- ITEMS:

━━━━━━━━━━

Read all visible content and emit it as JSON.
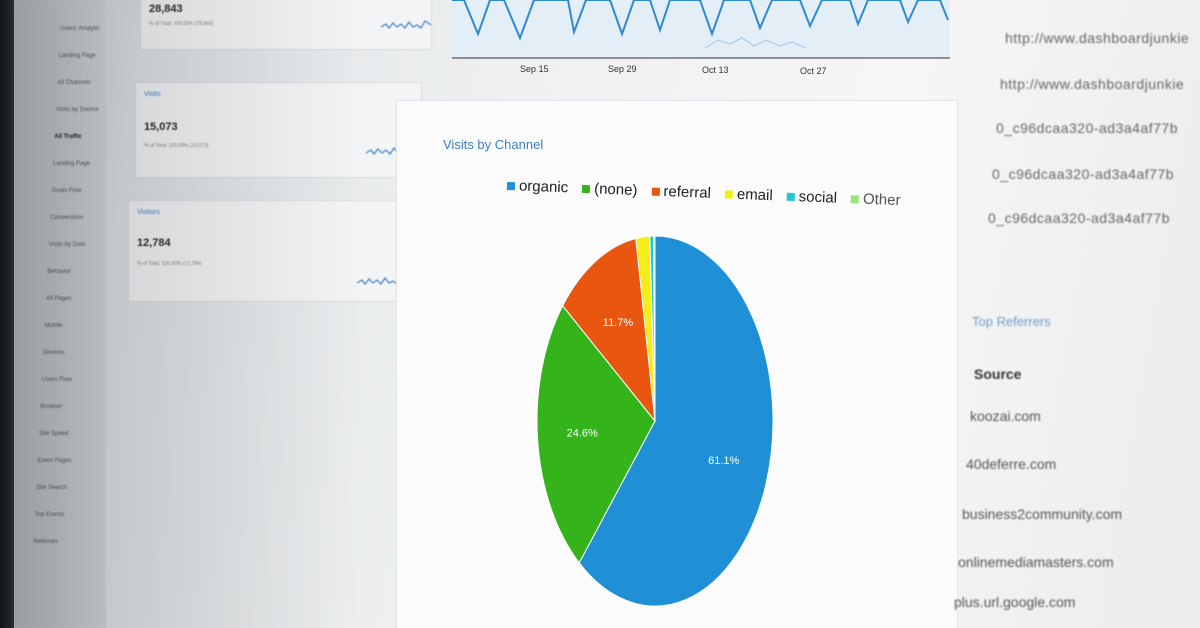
{
  "nav": {
    "items": [
      "Users: Analytic",
      "Landing Page",
      "All Channels",
      "Visits by Source",
      "All Traffic",
      "Landing Page",
      "Goals Flow",
      "Conversions",
      "Visits by Date",
      "Behavior",
      "All Pages",
      "Mobile",
      "Devices",
      "Users Flow",
      "Browser",
      "Site Speed",
      "Event Pages",
      "Site Search",
      "Top Events",
      "Referrals"
    ],
    "active_index": 4
  },
  "cards": [
    {
      "title": "",
      "value": "28,843",
      "sub": "% of Total: 100.00% (28,843)"
    },
    {
      "title": "Visits",
      "value": "15,073",
      "sub": "% of Total: 100.00% (15,073)"
    },
    {
      "title": "Visitors",
      "value": "12,784",
      "sub": "% of Total: 100.00% (12,784)"
    }
  ],
  "line_chart": {
    "ticks": [
      "Sep 15",
      "Sep 29",
      "Oct 13",
      "Oct 27"
    ]
  },
  "pie": {
    "title": "Visits by Channel",
    "colors": {
      "organic": "#1f8fd6",
      "none": "#34b41a",
      "referral": "#e8560f",
      "email": "#f5ec1c",
      "social": "#20c7d4",
      "other": "#9be37a"
    }
  },
  "chart_data": {
    "type": "pie",
    "title": "Visits by Channel",
    "categories": [
      "organic",
      "(none)",
      "referral",
      "email",
      "social",
      "Other"
    ],
    "values": [
      61.1,
      24.6,
      11.7,
      1.9,
      0.5,
      0.2
    ],
    "labels": [
      "61.1%",
      "24.6%",
      "11.7%",
      "",
      "",
      ""
    ],
    "colors": [
      "#1f8fd6",
      "#34b41a",
      "#e8560f",
      "#f5ec1c",
      "#20c7d4",
      "#9be37a"
    ],
    "legend": "top"
  },
  "right": {
    "urls": [
      "http://www.dashboardjunkie",
      "http://www.dashboardjunkie",
      "0_c96dcaa320-ad3a4af77b",
      "0_c96dcaa320-ad3a4af77b",
      "0_c96dcaa320-ad3a4af77b"
    ],
    "referrals_title": "Top Referrers",
    "source_header": "Source",
    "sources": [
      "koozai.com",
      "40deferre.com",
      "business2community.com",
      "onlinemediamasters.com",
      "plus.url.google.com"
    ]
  }
}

━━━━━━━━━━

- WHAT NEEDS TO BE DONE:
Transcribe the full listing character for character. Pictures are excluded.

- ANSWER:
Read all visible content and emit it as JSON.
{
  "nav": {
    "items": [
      "Users: Analytic",
      "Landing Page",
      "All Channels",
      "Visits by Source",
      "All Traffic",
      "Landing Page",
      "Goals Flow",
      "Conversions",
      "Visits by Date",
      "Behavior",
      "All Pages",
      "Mobile",
      "Devices",
      "Users Flow",
      "Browser",
      "Site Speed",
      "Event Pages",
      "Site Search",
      "Top Events",
      "Referrals"
    ],
    "active_index": 4
  },
  "cards": [
    {
      "title": "",
      "value": "28,843",
      "sub": "% of Total: 100.00% (28,843)"
    },
    {
      "title": "Visits",
      "value": "15,073",
      "sub": "% of Total: 100.00% (15,073)"
    },
    {
      "title": "Visitors",
      "value": "12,784",
      "sub": "% of Total: 100.00% (12,784)"
    }
  ],
  "line_chart": {
    "ticks": [
      "Sep 15",
      "Sep 29",
      "Oct 13",
      "Oct 27"
    ]
  },
  "pie": {
    "title": "Visits by Channel",
    "colors": {
      "organic": "#1f8fd6",
      "none": "#34b41a",
      "referral": "#e8560f",
      "email": "#f5ec1c",
      "social": "#20c7d4",
      "other": "#9be37a"
    }
  },
  "chart_data": {
    "type": "pie",
    "title": "Visits by Channel",
    "categories": [
      "organic",
      "(none)",
      "referral",
      "email",
      "social",
      "Other"
    ],
    "values": [
      61.1,
      24.6,
      11.7,
      1.9,
      0.5,
      0.2
    ],
    "labels": [
      "61.1%",
      "24.6%",
      "11.7%",
      "",
      "",
      ""
    ],
    "colors": [
      "#1f8fd6",
      "#34b41a",
      "#e8560f",
      "#f5ec1c",
      "#20c7d4",
      "#9be37a"
    ],
    "legend": "top"
  },
  "right": {
    "urls": [
      "http://www.dashboardjunkie",
      "http://www.dashboardjunkie",
      "0_c96dcaa320-ad3a4af77b",
      "0_c96dcaa320-ad3a4af77b",
      "0_c96dcaa320-ad3a4af77b"
    ],
    "referrals_title": "Top Referrers",
    "source_header": "Source",
    "sources": [
      "koozai.com",
      "40deferre.com",
      "business2community.com",
      "onlinemediamasters.com",
      "plus.url.google.com"
    ]
  }
}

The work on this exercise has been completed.